- DATASET RECORDS:
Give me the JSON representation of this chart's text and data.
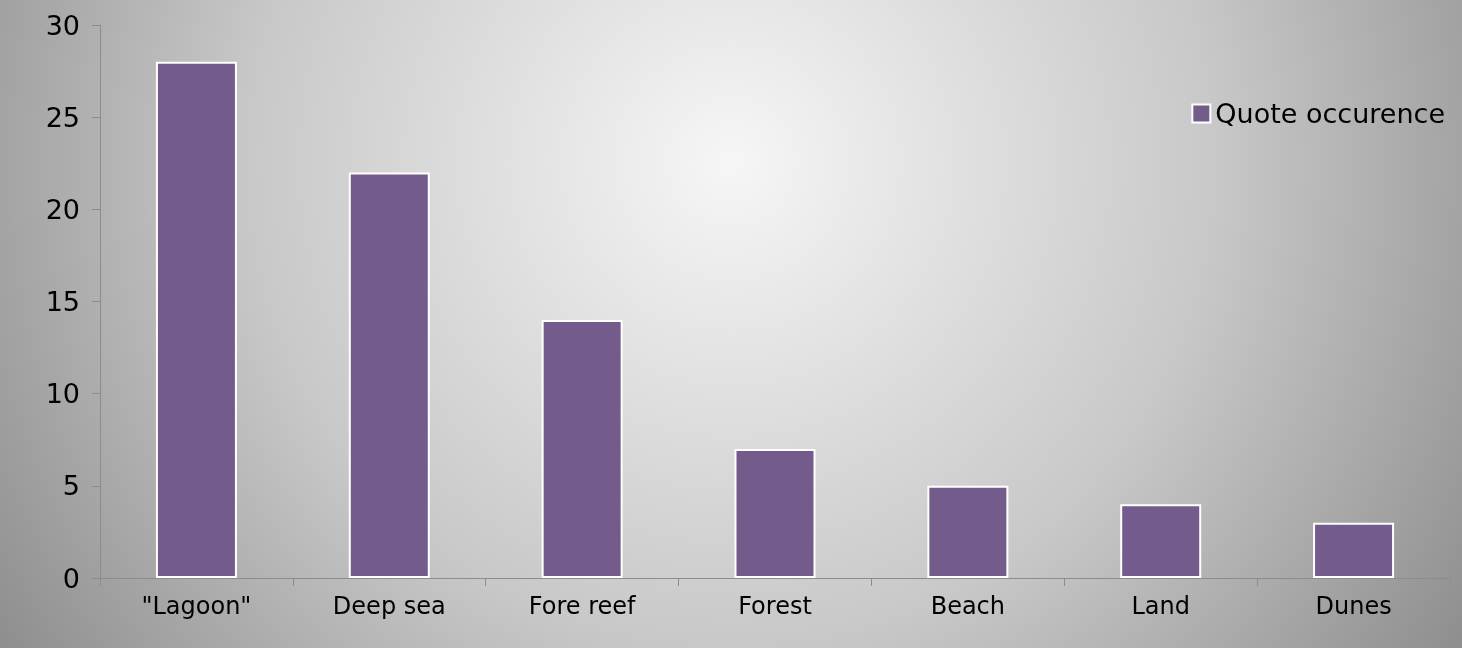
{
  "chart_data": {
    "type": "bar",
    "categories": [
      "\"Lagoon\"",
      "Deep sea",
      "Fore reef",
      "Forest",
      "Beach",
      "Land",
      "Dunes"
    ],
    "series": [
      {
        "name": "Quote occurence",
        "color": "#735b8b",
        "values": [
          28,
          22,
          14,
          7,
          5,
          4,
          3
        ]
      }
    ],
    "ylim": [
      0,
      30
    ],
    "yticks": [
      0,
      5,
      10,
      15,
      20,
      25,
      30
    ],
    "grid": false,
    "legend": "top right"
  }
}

...

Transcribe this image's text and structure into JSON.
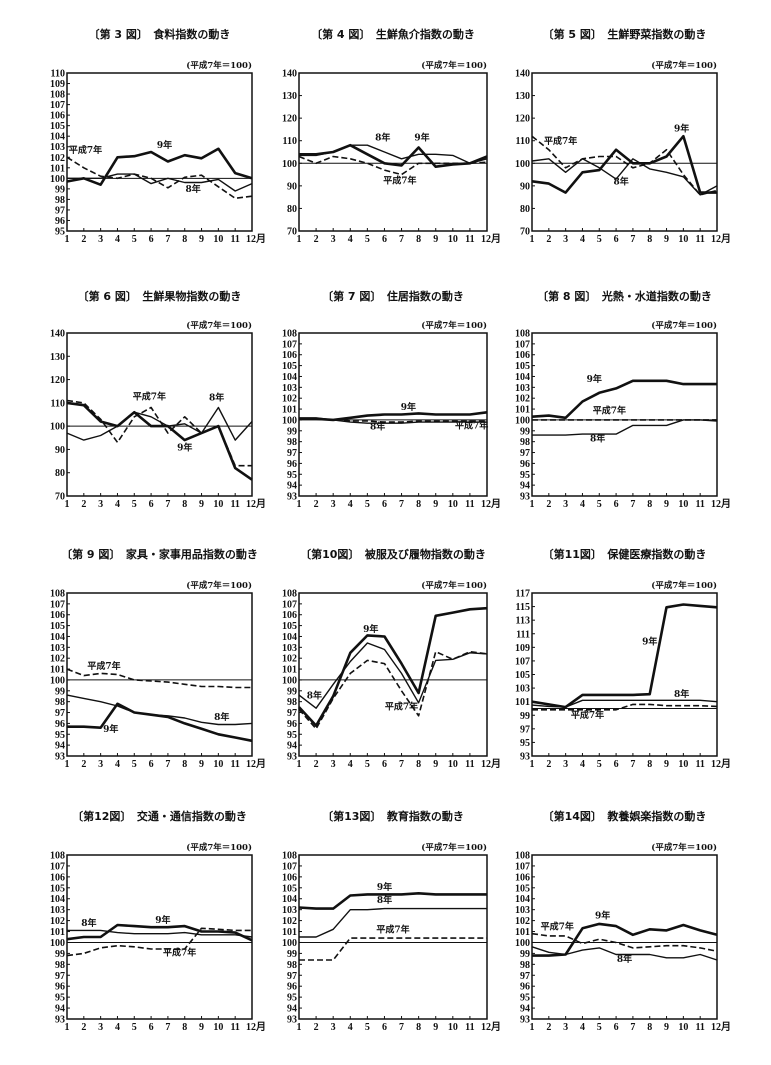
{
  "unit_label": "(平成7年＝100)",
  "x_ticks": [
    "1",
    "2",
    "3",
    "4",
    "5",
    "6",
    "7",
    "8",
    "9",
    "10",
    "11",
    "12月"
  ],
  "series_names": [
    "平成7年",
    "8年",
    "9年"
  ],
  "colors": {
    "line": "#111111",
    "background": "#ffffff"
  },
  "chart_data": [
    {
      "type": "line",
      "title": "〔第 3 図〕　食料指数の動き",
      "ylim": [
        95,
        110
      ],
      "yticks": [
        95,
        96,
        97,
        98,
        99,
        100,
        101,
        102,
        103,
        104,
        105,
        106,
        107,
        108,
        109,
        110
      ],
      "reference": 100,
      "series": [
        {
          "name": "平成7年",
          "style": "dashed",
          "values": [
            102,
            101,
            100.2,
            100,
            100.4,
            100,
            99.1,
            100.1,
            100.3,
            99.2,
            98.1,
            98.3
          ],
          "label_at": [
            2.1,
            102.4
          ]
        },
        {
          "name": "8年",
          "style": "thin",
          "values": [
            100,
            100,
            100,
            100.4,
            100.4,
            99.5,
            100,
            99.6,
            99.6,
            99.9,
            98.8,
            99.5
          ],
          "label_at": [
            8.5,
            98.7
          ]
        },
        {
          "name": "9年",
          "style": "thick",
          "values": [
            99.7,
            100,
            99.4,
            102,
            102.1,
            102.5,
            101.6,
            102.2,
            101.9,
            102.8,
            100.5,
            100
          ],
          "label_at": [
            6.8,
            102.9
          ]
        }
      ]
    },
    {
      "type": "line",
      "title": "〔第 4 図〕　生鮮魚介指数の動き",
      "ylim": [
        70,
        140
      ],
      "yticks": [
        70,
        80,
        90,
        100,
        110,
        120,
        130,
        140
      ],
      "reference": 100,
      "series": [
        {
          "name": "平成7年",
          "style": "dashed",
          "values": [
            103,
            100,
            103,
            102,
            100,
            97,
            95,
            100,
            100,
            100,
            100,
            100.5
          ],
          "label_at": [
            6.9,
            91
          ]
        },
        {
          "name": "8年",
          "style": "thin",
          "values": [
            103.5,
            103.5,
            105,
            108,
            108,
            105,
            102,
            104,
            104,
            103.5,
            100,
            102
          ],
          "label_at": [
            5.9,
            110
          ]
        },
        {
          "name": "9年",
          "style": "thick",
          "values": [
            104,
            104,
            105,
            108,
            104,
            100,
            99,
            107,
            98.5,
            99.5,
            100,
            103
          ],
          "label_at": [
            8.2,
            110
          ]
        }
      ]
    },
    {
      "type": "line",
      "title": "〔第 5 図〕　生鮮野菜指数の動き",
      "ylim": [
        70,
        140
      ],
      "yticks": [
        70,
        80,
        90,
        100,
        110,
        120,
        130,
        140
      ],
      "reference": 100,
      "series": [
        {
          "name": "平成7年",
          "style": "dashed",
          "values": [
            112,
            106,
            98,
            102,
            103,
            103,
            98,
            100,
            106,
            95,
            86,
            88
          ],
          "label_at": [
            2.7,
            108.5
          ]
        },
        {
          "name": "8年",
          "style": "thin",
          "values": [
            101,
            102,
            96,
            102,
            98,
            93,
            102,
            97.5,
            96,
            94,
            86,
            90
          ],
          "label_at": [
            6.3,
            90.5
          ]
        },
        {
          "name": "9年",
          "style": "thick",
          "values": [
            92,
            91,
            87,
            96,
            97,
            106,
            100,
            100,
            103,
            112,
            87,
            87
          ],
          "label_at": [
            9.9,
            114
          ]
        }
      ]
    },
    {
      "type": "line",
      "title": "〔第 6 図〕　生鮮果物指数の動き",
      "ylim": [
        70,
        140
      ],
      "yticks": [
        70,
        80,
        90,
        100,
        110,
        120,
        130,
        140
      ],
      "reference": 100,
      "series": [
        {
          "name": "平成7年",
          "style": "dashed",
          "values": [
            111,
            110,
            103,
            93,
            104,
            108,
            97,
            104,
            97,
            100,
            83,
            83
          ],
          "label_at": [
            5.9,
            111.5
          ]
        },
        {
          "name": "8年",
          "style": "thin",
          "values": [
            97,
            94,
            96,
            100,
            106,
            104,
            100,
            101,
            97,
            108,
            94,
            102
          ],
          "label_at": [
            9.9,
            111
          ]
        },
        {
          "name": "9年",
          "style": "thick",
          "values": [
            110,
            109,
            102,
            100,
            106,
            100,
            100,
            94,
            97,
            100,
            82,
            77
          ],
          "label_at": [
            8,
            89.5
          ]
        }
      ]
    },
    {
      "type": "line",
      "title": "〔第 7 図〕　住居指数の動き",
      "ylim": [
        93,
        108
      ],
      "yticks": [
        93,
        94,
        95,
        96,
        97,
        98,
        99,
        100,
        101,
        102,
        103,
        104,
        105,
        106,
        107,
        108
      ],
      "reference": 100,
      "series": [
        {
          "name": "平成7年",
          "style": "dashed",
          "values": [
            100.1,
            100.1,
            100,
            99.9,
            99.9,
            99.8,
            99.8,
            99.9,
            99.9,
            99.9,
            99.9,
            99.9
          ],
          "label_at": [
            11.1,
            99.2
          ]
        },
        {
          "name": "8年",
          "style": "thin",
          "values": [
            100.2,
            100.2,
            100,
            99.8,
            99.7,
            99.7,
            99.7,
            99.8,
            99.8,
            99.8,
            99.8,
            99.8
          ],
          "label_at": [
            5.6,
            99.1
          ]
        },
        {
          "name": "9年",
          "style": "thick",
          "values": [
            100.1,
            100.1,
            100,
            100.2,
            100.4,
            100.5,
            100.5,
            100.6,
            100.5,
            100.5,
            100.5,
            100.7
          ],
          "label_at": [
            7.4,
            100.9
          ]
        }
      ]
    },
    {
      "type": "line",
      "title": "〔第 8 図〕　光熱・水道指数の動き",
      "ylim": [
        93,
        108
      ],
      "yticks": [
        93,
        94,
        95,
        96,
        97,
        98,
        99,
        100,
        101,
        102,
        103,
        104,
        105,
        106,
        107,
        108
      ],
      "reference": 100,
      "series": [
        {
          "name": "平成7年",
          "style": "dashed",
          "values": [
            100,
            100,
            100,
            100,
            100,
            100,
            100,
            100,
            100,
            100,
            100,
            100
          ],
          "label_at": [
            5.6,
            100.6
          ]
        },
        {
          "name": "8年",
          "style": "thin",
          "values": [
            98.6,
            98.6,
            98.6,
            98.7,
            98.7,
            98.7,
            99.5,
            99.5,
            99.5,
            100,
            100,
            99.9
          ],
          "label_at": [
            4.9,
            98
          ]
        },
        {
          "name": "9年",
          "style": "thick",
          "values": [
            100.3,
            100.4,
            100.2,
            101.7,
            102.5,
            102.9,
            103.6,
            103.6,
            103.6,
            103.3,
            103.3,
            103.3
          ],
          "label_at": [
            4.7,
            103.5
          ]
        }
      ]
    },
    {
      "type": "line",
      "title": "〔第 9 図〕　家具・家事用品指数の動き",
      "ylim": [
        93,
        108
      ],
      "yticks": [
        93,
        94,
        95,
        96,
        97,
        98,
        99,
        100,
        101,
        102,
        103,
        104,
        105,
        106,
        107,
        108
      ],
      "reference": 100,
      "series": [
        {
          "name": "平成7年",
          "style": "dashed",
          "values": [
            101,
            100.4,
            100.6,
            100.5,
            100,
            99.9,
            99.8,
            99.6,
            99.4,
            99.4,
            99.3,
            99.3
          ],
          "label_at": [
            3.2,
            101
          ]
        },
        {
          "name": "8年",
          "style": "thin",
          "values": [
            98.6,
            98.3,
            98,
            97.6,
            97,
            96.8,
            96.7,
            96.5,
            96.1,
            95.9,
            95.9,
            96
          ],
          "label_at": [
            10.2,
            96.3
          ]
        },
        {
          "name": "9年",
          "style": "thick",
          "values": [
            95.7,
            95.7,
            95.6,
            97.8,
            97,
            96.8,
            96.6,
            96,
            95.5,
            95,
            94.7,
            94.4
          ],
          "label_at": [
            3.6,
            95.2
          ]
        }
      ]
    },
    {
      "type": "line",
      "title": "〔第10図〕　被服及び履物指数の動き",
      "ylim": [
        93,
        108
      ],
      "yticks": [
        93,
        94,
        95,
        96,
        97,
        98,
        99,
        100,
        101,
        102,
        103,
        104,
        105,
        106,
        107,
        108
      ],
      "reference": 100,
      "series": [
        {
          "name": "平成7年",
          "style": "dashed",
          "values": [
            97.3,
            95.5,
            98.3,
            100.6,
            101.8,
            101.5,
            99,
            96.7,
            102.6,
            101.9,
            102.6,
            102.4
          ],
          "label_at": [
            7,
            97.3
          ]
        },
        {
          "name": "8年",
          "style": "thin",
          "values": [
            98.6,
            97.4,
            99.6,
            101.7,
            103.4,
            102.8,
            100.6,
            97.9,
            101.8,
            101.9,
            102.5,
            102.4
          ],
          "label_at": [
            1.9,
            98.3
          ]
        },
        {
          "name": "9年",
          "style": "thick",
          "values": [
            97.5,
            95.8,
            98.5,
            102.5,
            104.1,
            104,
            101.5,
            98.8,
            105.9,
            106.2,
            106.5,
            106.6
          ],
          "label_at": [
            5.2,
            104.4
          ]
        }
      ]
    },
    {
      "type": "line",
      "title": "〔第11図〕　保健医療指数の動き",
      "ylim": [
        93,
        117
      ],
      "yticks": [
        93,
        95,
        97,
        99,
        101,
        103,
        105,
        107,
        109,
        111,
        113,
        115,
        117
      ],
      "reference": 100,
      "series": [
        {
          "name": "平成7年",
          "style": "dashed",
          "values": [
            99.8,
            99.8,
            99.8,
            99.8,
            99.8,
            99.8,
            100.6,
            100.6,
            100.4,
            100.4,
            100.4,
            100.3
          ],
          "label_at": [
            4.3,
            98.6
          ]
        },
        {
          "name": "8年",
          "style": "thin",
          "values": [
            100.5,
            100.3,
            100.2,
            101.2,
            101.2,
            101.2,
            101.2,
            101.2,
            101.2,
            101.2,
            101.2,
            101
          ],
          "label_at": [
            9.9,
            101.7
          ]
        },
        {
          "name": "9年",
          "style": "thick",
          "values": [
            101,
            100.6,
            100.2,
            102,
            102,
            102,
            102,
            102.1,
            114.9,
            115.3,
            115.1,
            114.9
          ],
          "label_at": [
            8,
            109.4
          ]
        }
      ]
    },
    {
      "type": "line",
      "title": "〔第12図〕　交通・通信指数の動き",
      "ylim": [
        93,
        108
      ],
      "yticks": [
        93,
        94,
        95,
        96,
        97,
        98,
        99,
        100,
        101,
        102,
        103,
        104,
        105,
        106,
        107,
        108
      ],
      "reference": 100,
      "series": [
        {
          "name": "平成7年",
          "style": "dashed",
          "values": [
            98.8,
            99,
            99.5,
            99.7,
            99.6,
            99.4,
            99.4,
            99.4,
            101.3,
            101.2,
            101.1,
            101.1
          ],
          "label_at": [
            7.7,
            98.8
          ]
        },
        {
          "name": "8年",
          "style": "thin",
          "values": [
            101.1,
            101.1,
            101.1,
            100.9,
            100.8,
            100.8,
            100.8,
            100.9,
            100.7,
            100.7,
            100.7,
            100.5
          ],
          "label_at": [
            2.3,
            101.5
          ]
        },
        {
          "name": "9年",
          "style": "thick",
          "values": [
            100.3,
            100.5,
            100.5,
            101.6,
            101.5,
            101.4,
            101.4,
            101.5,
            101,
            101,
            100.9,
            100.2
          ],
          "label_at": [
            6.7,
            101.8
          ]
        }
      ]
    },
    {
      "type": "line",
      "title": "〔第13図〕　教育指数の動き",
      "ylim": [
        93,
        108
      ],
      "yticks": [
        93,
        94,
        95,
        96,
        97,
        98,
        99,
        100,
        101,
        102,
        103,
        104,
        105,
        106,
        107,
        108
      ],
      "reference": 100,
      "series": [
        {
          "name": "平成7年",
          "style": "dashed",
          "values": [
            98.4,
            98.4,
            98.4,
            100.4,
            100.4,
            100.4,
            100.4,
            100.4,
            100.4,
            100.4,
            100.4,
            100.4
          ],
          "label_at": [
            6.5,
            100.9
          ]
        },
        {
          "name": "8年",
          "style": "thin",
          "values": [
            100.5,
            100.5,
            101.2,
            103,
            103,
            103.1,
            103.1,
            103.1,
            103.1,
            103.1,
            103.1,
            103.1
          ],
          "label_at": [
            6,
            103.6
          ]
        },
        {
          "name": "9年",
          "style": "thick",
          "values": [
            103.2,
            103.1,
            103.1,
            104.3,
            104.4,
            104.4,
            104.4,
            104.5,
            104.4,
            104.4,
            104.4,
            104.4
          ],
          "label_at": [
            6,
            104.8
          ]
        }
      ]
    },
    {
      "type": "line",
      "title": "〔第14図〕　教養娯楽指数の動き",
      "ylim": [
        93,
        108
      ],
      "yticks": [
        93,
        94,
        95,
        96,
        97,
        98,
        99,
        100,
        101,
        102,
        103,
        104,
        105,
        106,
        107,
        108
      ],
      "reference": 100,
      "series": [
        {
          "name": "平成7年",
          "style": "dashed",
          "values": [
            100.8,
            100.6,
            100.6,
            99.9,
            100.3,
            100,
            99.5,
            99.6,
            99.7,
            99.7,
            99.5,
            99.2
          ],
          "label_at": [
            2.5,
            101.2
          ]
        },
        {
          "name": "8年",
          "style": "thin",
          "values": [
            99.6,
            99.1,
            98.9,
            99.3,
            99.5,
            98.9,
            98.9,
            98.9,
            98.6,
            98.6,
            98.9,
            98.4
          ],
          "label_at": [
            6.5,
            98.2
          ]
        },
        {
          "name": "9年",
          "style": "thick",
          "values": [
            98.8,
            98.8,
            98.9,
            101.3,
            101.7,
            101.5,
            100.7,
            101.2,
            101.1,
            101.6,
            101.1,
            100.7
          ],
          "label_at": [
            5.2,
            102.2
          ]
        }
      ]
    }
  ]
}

==

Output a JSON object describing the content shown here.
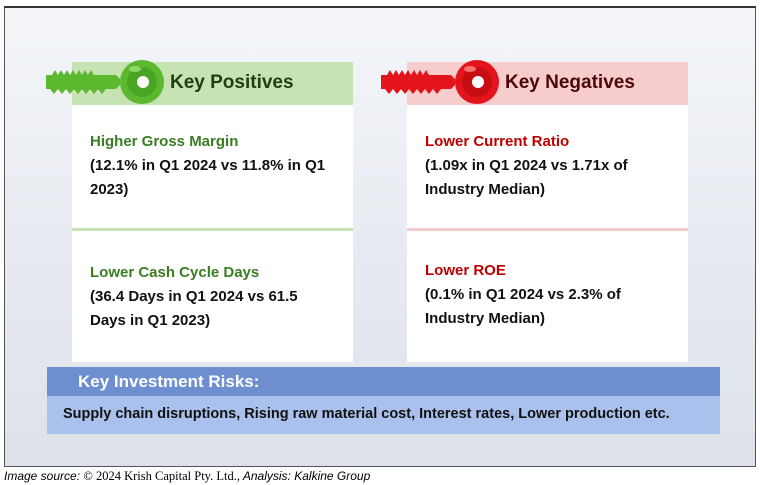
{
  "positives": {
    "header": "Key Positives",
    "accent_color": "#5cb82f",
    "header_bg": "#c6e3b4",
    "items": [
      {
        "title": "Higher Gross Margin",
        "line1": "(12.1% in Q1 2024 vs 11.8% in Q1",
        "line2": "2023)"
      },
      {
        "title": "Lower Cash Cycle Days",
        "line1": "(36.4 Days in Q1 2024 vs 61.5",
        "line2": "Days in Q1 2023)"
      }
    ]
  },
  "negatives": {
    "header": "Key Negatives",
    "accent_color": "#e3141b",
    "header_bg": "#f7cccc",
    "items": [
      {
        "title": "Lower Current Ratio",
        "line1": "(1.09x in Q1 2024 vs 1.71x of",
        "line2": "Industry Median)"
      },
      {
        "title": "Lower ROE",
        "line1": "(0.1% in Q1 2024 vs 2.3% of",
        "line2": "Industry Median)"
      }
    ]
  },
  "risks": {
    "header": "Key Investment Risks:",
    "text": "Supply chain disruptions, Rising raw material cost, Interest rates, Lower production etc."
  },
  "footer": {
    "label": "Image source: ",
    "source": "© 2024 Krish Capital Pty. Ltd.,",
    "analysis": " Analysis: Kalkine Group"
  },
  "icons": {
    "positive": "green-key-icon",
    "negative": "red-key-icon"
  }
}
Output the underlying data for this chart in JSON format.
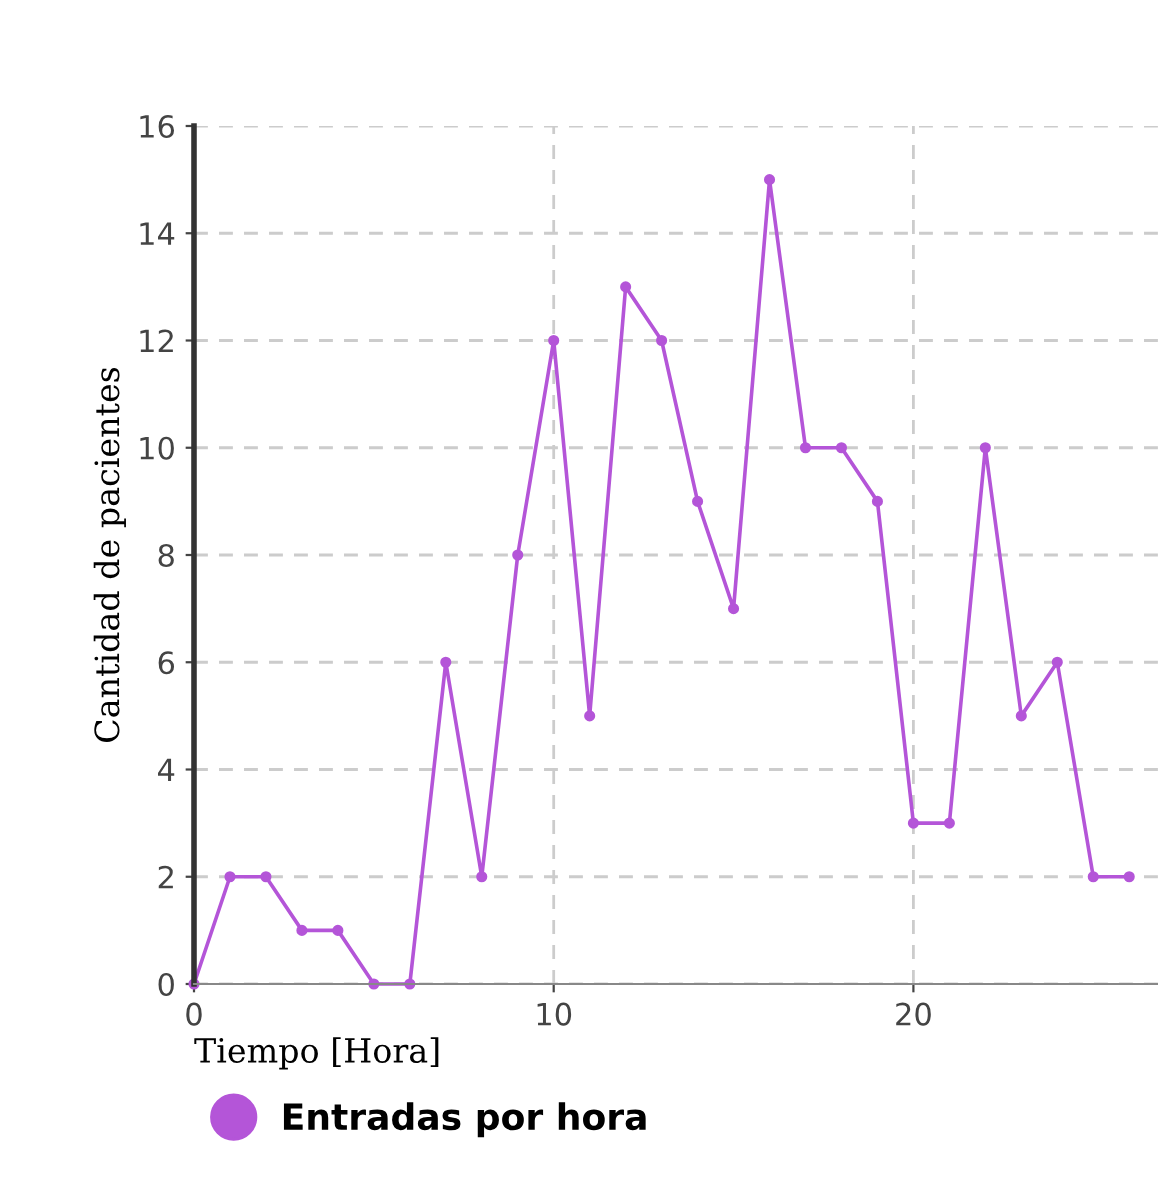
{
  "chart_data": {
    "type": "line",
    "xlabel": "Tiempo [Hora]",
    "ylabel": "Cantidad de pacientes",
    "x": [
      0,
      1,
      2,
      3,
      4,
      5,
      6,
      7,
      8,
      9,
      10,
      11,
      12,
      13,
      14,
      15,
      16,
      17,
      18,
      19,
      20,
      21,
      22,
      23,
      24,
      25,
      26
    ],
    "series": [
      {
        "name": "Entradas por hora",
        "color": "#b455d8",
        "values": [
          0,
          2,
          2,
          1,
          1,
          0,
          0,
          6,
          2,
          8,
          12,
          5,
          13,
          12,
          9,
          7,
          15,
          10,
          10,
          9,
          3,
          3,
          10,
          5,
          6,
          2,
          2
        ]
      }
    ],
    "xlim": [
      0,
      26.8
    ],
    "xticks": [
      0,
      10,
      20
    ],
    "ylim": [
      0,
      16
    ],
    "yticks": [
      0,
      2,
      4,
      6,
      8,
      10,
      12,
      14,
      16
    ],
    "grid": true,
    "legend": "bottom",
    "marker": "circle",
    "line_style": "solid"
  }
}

- WHAT IS BEING ASKED: Pull out every line containing "Lower".

- ANSWER FOR THE TASK:
        "title": "Lower Cash Cycle Days",
        "title": "Lower Current Ratio",
        "title": "Lower ROE",
    "text": "Supply chain disruptions, Rising raw material cost, Interest rates, Lower production etc."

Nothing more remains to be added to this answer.